● **WORK TO BE COMPLETED**:
Reproduce the stored data below word for word, beginning with the first line and ending with the line that contains "1621, 270, 1702]", including both of those lines.

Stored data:
* * * * * * *

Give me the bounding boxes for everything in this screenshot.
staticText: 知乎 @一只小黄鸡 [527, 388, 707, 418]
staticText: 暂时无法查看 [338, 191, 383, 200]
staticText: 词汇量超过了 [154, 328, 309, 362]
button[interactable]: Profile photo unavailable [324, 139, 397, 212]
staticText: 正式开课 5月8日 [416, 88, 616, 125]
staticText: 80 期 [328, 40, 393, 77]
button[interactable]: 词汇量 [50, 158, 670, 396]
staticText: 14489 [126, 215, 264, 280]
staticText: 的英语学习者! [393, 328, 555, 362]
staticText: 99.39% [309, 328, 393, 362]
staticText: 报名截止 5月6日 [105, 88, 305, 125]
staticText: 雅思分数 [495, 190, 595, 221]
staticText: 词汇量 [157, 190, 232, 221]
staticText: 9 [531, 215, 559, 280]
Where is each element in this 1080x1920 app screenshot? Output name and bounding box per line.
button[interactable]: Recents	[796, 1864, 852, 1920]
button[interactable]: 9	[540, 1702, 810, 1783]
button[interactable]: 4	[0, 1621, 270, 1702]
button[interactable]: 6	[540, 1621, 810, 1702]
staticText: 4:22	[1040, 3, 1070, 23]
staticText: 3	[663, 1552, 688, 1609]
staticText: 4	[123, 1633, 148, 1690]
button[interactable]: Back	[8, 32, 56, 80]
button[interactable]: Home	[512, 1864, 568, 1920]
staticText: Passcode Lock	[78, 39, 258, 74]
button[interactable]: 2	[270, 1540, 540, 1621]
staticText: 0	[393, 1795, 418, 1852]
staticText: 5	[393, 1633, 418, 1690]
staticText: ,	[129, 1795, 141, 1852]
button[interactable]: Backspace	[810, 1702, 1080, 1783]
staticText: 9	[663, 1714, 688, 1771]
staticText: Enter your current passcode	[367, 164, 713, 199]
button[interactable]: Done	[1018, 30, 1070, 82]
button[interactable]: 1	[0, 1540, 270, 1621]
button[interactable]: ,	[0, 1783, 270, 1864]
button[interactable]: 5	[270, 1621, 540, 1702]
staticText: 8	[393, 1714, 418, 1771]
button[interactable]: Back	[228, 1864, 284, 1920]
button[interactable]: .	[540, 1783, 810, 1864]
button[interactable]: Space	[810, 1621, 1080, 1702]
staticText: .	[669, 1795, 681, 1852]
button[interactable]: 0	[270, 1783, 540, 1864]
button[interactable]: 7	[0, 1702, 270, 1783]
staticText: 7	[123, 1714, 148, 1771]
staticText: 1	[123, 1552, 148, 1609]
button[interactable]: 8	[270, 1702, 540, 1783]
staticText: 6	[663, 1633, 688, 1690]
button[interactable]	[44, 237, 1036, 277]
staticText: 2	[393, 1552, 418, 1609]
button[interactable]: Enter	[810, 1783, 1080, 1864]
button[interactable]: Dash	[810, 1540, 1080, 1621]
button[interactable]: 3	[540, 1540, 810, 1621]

* * * * * * *

● **RIGHT ANSWER**:
Give me the bounding boxes for everything in this screenshot.
staticText: 知乎 @一只小黄鸡 [527, 388, 707, 418]
staticText: 暂时无法查看 [338, 191, 383, 200]
staticText: 词汇量超过了 [154, 328, 309, 362]
button[interactable]: Profile photo unavailable [324, 139, 397, 212]
staticText: 正式开课 5月8日 [416, 88, 616, 125]
staticText: 80 期 [328, 40, 393, 77]
button[interactable]: 词汇量 [50, 158, 670, 396]
staticText: 14489 [126, 215, 264, 280]
staticText: 的英语学习者! [393, 328, 555, 362]
staticText: 99.39% [309, 328, 393, 362]
staticText: 报名截止 5月6日 [105, 88, 305, 125]
staticText: 雅思分数 [495, 190, 595, 221]
staticText: 词汇量 [157, 190, 232, 221]
staticText: 9 [531, 215, 559, 280]
Where is each element in this 1080x1920 app screenshot? Output name and bounding box per line.
button[interactable]: Recents	[796, 1864, 852, 1920]
button[interactable]: 9	[540, 1702, 810, 1783]
button[interactable]: 4	[0, 1621, 270, 1702]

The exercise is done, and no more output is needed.